#### AIM OF THE EXERCISE
Look through the data for the string "time". Copy every line where it is found.

#### Figure contents as structured data
▽
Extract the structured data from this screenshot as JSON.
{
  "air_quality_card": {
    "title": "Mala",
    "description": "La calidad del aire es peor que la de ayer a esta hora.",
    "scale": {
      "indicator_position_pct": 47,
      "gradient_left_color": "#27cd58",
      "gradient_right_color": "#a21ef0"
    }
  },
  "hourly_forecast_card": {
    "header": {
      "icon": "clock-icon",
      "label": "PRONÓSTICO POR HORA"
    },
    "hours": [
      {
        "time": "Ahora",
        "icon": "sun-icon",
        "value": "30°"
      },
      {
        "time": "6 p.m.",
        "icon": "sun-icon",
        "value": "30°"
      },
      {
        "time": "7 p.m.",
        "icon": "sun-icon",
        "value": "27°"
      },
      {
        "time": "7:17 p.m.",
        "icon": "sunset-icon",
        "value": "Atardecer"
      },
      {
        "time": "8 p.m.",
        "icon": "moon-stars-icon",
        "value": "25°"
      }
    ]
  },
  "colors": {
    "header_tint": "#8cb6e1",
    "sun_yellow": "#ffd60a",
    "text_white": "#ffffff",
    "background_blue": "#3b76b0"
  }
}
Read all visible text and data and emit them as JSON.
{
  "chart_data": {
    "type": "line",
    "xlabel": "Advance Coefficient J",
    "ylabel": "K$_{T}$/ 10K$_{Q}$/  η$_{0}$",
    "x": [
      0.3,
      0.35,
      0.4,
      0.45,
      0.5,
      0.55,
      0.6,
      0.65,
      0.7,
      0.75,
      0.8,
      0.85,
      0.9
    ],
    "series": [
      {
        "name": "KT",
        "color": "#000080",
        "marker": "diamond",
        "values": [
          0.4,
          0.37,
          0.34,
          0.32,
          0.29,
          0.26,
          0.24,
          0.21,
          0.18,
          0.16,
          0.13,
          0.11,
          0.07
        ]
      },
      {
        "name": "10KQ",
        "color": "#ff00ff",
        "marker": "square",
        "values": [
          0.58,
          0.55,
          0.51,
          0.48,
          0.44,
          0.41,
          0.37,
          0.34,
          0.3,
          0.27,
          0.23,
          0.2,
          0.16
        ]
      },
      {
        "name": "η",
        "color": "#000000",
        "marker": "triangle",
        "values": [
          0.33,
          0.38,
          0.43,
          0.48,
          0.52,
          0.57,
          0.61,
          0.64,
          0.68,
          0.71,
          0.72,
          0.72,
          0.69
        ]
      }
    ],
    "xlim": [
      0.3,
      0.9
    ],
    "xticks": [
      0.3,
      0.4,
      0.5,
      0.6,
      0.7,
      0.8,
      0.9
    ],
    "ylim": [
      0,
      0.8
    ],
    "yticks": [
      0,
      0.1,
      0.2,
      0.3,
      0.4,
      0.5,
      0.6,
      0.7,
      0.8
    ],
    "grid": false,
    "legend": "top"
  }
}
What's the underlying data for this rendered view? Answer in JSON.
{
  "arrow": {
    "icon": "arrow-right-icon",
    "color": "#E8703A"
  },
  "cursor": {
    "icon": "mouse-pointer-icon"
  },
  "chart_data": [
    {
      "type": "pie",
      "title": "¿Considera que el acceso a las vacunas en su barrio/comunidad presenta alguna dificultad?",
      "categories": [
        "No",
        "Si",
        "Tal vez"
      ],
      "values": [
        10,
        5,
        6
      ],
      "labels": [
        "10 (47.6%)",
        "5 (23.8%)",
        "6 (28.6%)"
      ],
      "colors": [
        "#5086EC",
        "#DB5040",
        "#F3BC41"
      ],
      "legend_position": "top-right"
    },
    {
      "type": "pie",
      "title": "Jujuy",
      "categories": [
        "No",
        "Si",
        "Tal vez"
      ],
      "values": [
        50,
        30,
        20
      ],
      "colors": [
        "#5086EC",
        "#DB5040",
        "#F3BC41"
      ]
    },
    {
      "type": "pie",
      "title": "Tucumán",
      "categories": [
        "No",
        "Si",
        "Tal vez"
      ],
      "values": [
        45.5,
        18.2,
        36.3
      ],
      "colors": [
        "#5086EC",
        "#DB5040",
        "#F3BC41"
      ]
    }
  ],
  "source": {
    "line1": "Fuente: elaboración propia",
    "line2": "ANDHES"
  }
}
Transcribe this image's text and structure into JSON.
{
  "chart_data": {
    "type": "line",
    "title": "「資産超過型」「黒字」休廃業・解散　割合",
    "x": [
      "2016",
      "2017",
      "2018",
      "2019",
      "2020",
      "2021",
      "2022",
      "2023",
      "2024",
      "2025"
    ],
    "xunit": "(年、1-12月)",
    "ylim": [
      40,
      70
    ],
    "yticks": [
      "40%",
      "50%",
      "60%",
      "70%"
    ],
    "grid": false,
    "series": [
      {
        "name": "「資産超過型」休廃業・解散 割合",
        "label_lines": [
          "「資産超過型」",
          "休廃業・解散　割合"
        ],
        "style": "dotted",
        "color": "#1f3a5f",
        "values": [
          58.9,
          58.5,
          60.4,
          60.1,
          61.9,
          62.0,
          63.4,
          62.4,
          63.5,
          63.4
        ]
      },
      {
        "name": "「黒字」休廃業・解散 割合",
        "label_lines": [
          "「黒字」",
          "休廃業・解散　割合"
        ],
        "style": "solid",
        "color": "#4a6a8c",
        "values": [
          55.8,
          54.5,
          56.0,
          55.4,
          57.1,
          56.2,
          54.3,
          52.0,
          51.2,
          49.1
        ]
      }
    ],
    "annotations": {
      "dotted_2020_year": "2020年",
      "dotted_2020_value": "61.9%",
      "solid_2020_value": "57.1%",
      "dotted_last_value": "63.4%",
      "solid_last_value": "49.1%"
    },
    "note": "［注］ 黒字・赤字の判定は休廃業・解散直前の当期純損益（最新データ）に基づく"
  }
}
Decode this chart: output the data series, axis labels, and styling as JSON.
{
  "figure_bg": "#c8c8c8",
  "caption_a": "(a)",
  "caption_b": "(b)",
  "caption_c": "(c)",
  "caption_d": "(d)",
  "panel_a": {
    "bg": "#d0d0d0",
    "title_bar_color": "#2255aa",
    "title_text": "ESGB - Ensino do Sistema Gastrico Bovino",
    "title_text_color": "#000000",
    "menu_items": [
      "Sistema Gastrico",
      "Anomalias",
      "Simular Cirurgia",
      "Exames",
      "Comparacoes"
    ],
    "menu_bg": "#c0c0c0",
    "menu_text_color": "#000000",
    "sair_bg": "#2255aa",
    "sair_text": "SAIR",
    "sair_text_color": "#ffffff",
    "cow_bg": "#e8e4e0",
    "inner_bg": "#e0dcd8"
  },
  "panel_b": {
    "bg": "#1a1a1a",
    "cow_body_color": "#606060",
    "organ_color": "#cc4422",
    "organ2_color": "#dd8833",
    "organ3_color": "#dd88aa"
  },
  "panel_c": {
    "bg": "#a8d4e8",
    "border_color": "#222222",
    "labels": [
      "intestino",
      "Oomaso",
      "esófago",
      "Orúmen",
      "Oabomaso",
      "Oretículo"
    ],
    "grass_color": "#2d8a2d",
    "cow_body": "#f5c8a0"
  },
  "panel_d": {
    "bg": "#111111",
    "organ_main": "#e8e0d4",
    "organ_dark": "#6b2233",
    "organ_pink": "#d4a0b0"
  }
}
△
#### ANSWER TO THIS PROBLEM
        "time": "Ahora",
        "time": "6 p.m.",
        "time": "7 p.m.",
        "time": "7:17 p.m.",
        "time": "8 p.m.",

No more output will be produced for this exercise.